Your answer should be a single number: how many lines in the data below hold the string "Hibernate".

-------- Dataset entries --------

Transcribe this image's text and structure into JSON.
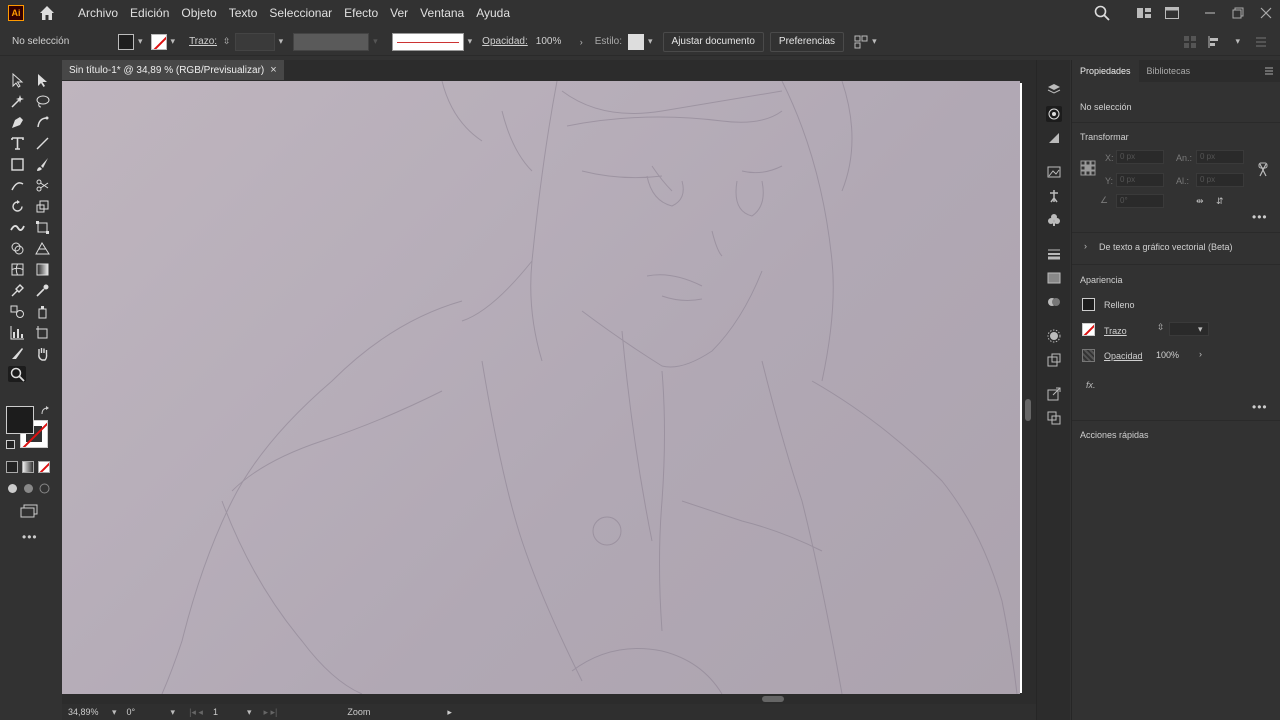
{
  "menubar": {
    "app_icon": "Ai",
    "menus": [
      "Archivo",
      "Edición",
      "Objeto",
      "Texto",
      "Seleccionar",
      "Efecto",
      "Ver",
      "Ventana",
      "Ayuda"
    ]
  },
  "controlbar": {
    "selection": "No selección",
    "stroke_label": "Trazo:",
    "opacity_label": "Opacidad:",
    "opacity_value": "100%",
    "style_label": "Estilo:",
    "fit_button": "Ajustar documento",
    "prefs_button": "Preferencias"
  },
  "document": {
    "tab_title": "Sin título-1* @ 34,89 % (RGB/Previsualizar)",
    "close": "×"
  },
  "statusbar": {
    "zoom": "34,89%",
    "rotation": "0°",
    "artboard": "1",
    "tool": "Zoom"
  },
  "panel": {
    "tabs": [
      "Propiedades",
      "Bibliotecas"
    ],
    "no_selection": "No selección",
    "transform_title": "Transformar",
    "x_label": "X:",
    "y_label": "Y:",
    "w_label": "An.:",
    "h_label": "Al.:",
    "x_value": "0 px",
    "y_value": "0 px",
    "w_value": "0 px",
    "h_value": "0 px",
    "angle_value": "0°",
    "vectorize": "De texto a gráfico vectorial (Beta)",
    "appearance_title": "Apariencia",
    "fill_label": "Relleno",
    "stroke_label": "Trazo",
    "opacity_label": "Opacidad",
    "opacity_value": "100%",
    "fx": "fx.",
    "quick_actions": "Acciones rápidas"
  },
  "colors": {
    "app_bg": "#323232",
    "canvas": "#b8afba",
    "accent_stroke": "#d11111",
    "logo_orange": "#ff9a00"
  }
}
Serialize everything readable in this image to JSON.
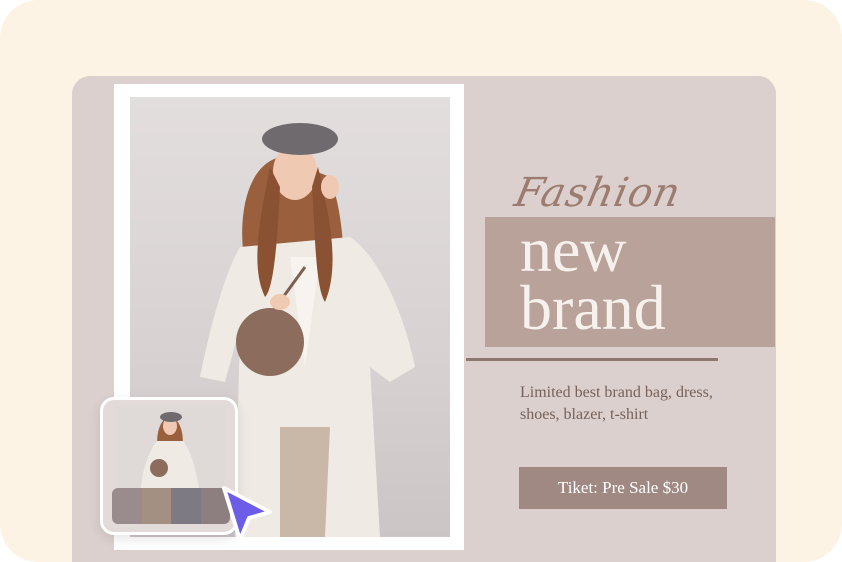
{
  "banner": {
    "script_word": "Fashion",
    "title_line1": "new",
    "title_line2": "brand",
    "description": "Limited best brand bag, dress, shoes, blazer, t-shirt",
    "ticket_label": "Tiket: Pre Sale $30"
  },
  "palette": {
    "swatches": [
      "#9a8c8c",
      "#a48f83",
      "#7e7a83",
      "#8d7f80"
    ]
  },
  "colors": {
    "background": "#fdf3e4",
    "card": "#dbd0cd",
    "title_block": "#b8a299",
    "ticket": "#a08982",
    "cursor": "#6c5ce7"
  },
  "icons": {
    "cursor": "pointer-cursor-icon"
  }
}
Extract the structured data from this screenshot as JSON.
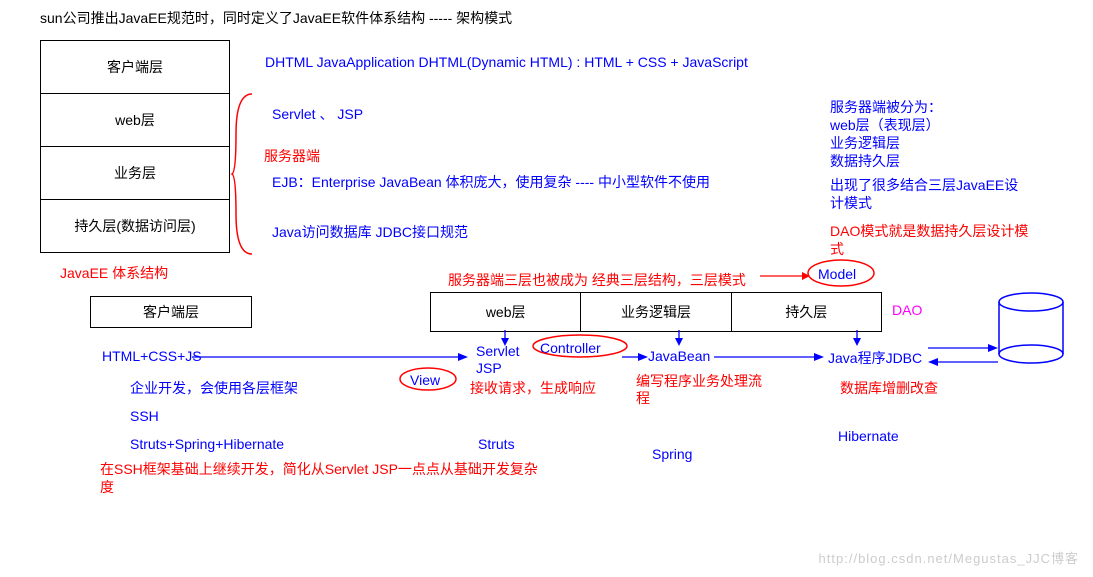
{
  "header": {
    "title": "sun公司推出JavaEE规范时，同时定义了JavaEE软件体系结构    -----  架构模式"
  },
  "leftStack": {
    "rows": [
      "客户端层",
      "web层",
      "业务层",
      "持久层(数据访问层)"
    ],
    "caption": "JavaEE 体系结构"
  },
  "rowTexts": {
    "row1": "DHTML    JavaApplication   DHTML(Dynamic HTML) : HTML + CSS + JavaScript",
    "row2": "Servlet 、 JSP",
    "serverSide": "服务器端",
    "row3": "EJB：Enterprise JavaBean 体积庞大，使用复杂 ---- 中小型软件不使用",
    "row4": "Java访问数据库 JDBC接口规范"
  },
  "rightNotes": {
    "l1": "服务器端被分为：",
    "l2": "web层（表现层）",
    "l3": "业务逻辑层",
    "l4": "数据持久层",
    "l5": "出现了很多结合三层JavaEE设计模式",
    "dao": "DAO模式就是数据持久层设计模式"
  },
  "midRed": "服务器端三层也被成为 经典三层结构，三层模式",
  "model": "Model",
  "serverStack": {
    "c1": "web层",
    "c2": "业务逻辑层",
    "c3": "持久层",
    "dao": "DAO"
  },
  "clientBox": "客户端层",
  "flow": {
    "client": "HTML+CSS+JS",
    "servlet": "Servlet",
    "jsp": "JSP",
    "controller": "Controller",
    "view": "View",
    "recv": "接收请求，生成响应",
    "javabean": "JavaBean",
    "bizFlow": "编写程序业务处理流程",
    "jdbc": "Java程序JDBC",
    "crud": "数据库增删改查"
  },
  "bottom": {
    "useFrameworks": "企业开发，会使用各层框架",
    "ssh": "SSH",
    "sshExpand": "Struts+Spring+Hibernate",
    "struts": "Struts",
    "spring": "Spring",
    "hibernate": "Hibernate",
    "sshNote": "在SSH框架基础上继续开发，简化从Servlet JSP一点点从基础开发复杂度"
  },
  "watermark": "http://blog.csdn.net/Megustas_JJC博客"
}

--------
-------- Dataset entries --------

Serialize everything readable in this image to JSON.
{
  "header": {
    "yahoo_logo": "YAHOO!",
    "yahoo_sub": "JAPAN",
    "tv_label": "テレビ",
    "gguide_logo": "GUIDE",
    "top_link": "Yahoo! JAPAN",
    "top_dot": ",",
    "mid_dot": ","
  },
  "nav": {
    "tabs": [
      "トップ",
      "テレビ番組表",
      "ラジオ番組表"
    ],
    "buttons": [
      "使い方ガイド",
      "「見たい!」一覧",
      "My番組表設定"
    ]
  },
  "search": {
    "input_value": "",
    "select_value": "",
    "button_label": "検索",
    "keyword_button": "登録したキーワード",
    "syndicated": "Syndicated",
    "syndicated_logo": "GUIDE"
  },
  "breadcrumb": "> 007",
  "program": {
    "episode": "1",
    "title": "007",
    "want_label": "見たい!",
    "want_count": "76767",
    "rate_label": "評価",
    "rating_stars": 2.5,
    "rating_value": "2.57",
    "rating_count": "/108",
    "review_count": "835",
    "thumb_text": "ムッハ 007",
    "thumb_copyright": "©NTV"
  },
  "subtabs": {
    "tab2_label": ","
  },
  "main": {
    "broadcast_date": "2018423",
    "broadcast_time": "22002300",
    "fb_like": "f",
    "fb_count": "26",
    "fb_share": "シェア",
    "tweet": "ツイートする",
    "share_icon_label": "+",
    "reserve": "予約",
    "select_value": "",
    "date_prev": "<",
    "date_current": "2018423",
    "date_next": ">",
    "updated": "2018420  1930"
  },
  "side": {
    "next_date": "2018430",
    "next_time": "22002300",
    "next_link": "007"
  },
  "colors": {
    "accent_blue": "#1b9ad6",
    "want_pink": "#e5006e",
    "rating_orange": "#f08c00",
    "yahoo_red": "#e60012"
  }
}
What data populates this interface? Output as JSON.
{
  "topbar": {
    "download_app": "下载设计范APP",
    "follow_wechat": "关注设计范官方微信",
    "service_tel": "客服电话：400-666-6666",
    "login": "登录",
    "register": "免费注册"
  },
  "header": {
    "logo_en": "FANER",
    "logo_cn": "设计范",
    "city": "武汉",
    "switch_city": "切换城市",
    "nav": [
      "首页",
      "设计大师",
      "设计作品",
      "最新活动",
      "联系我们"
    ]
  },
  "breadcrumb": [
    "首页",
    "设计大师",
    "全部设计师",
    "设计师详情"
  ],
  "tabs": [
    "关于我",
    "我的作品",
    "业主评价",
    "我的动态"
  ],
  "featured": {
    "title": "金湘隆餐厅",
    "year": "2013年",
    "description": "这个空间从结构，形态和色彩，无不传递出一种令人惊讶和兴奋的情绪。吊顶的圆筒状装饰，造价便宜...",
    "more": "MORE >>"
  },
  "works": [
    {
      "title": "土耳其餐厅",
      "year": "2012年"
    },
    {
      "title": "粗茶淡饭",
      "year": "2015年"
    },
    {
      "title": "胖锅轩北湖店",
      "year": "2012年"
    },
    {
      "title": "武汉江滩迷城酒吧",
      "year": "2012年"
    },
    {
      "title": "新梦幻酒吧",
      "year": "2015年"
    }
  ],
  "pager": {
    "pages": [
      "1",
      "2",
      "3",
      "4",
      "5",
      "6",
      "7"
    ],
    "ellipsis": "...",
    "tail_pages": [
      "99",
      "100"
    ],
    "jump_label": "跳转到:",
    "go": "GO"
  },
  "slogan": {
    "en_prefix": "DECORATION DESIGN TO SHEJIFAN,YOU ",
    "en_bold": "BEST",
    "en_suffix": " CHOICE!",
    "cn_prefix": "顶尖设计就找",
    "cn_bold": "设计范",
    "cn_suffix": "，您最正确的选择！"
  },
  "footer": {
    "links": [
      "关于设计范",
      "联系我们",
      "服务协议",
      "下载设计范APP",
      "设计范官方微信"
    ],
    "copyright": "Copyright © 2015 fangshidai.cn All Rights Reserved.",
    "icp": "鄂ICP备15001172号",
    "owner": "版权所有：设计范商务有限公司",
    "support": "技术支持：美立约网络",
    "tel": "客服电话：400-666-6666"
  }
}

--------

Written response >> 2